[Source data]

_ _ _ _ _

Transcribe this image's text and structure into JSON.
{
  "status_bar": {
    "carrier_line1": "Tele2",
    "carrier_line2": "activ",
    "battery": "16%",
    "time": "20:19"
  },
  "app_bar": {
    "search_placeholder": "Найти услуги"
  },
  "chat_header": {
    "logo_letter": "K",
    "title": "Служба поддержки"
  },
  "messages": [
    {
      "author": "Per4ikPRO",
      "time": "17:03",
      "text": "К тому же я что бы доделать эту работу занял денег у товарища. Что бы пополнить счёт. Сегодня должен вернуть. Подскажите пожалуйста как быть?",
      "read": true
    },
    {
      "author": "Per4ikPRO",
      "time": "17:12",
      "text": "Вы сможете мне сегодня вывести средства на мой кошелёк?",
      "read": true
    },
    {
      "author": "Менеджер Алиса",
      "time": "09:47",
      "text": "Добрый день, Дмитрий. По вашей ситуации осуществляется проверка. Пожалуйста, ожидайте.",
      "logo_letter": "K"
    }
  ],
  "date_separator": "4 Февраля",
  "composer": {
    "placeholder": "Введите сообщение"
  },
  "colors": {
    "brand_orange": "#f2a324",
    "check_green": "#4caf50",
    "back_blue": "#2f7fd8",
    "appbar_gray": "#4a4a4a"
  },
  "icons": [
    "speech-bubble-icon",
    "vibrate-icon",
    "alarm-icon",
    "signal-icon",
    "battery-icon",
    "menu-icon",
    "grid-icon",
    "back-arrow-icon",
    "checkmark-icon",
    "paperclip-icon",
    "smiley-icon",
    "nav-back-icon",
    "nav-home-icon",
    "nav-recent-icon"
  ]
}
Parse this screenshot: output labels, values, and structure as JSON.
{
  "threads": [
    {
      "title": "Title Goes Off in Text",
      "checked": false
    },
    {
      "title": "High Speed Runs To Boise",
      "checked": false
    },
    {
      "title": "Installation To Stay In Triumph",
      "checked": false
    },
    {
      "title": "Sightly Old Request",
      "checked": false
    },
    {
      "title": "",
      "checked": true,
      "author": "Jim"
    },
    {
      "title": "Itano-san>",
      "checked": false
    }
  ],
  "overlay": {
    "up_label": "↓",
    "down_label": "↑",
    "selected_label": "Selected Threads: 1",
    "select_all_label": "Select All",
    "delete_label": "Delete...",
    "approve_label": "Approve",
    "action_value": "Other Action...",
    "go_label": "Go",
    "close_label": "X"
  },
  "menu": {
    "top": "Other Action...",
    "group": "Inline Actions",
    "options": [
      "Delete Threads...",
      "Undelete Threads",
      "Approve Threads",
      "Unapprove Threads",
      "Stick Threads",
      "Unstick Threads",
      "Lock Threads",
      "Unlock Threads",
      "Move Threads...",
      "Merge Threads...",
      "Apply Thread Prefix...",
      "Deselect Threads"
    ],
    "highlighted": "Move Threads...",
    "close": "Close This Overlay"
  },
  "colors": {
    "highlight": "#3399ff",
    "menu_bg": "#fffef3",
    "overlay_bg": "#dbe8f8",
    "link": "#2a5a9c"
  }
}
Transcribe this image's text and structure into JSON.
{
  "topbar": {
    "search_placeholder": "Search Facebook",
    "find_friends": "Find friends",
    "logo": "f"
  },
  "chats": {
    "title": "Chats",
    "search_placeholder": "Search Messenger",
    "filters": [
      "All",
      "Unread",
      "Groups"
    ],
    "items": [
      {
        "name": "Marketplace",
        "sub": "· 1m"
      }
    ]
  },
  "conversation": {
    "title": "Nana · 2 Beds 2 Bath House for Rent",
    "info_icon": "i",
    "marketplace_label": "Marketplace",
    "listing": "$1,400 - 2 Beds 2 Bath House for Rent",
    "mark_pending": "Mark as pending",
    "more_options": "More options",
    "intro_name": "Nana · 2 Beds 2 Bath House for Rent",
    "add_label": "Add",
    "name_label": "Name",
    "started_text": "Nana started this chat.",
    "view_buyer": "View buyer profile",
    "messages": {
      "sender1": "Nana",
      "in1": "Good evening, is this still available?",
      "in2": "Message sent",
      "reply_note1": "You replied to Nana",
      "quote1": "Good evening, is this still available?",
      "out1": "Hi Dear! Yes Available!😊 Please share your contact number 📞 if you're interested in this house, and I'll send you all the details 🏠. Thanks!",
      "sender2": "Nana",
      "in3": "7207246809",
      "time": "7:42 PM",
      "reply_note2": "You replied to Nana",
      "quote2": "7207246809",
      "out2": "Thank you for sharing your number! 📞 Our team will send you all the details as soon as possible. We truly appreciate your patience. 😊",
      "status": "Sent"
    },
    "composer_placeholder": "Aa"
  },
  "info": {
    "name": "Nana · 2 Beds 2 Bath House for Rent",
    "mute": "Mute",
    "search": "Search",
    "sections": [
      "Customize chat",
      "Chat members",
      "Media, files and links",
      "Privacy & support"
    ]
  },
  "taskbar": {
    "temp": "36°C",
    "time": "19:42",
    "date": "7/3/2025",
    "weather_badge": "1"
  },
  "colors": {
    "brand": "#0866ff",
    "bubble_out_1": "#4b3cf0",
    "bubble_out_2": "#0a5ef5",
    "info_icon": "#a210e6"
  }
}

_ _ _ _ _

*TASK TO COMPLETE*: Please repeat all the records above exactly as they appear.

*TASK RESPONSE*:
Transcribe this image's text and structure into JSON.
{
  "status_bar": {
    "carrier_line1": "Tele2",
    "carrier_line2": "activ",
    "battery": "16%",
    "time": "20:19"
  },
  "app_bar": {
    "search_placeholder": "Найти услуги"
  },
  "chat_header": {
    "logo_letter": "K",
    "title": "Служба поддержки"
  },
  "messages": [
    {
      "author": "Per4ikPRO",
      "time": "17:03",
      "text": "К тому же я что бы доделать эту работу занял денег у товарища. Что бы пополнить счёт. Сегодня должен вернуть. Подскажите пожалуйста как быть?",
      "read": true
    },
    {
      "author": "Per4ikPRO",
      "time": "17:12",
      "text": "Вы сможете мне сегодня вывести средства на мой кошелёк?",
      "read": true
    },
    {
      "author": "Менеджер Алиса",
      "time": "09:47",
      "text": "Добрый день, Дмитрий. По вашей ситуации осуществляется проверка. Пожалуйста, ожидайте.",
      "logo_letter": "K"
    }
  ],
  "date_separator": "4 Февраля",
  "composer": {
    "placeholder": "Введите сообщение"
  },
  "colors": {
    "brand_orange": "#f2a324",
    "check_green": "#4caf50",
    "back_blue": "#2f7fd8",
    "appbar_gray": "#4a4a4a"
  },
  "icons": [
    "speech-bubble-icon",
    "vibrate-icon",
    "alarm-icon",
    "signal-icon",
    "battery-icon",
    "menu-icon",
    "grid-icon",
    "back-arrow-icon",
    "checkmark-icon",
    "paperclip-icon",
    "smiley-icon",
    "nav-back-icon",
    "nav-home-icon",
    "nav-recent-icon"
  ]
}
Parse this screenshot: output labels, values, and structure as JSON.
{
  "threads": [
    {
      "title": "Title Goes Off in Text",
      "checked": false
    },
    {
      "title": "High Speed Runs To Boise",
      "checked": false
    },
    {
      "title": "Installation To Stay In Triumph",
      "checked": false
    },
    {
      "title": "Sightly Old Request",
      "checked": false
    },
    {
      "title": "",
      "checked": true,
      "author": "Jim"
    },
    {
      "title": "Itano-san>",
      "checked": false
    }
  ],
  "overlay": {
    "up_label": "↓",
    "down_label": "↑",
    "selected_label": "Selected Threads: 1",
    "select_all_label": "Select All",
    "delete_label": "Delete...",
    "approve_label": "Approve",
    "action_value": "Other Action...",
    "go_label": "Go",
    "close_label": "X"
  },
  "menu": {
    "top": "Other Action...",
    "group": "Inline Actions",
    "options": [
      "Delete Threads...",
      "Undelete Threads",
      "Approve Threads",
      "Unapprove Threads",
      "Stick Threads",
      "Unstick Threads",
      "Lock Threads",
      "Unlock Threads",
      "Move Threads...",
      "Merge Threads...",
      "Apply Thread Prefix...",
      "Deselect Threads"
    ],
    "highlighted": "Move Threads...",
    "close": "Close This Overlay"
  },
  "colors": {
    "highlight": "#3399ff",
    "menu_bg": "#fffef3",
    "overlay_bg": "#dbe8f8",
    "link": "#2a5a9c"
  }
}
Transcribe this image's text and structure into JSON.
{
  "topbar": {
    "search_placeholder": "Search Facebook",
    "find_friends": "Find friends",
    "logo": "f"
  },
  "chats": {
    "title": "Chats",
    "search_placeholder": "Search Messenger",
    "filters": [
      "All",
      "Unread",
      "Groups"
    ],
    "items": [
      {
        "name": "Marketplace",
        "sub": "· 1m"
      }
    ]
  },
  "conversation": {
    "title": "Nana · 2 Beds 2 Bath House for Rent",
    "info_icon": "i",
    "marketplace_label": "Marketplace",
    "listing": "$1,400 - 2 Beds 2 Bath House for Rent",
    "mark_pending": "Mark as pending",
    "more_options": "More options",
    "intro_name": "Nana · 2 Beds 2 Bath House for Rent",
    "add_label": "Add",
    "name_label": "Name",
    "started_text": "Nana started this chat.",
    "view_buyer": "View buyer profile",
    "messages": {
      "sender1": "Nana",
      "in1": "Good evening, is this still available?",
      "in2": "Message sent",
      "reply_note1": "You replied to Nana",
      "quote1": "Good evening, is this still available?",
      "out1": "Hi Dear! Yes Available!😊 Please share your contact number 📞 if you're interested in this house, and I'll send you all the details 🏠. Thanks!",
      "sender2": "Nana",
      "in3": "7207246809",
      "time": "7:42 PM",
      "reply_note2": "You replied to Nana",
      "quote2": "7207246809",
      "out2": "Thank you for sharing your number! 📞 Our team will send you all the details as soon as possible. We truly appreciate your patience. 😊",
      "status": "Sent"
    },
    "composer_placeholder": "Aa"
  },
  "info": {
    "name": "Nana · 2 Beds 2 Bath House for Rent",
    "mute": "Mute",
    "search": "Search",
    "sections": [
      "Customize chat",
      "Chat members",
      "Media, files and links",
      "Privacy & support"
    ]
  },
  "taskbar": {
    "temp": "36°C",
    "time": "19:42",
    "date": "7/3/2025",
    "weather_badge": "1"
  },
  "colors": {
    "brand": "#0866ff",
    "bubble_out_1": "#4b3cf0",
    "bubble_out_2": "#0a5ef5",
    "info_icon": "#a210e6"
  }
}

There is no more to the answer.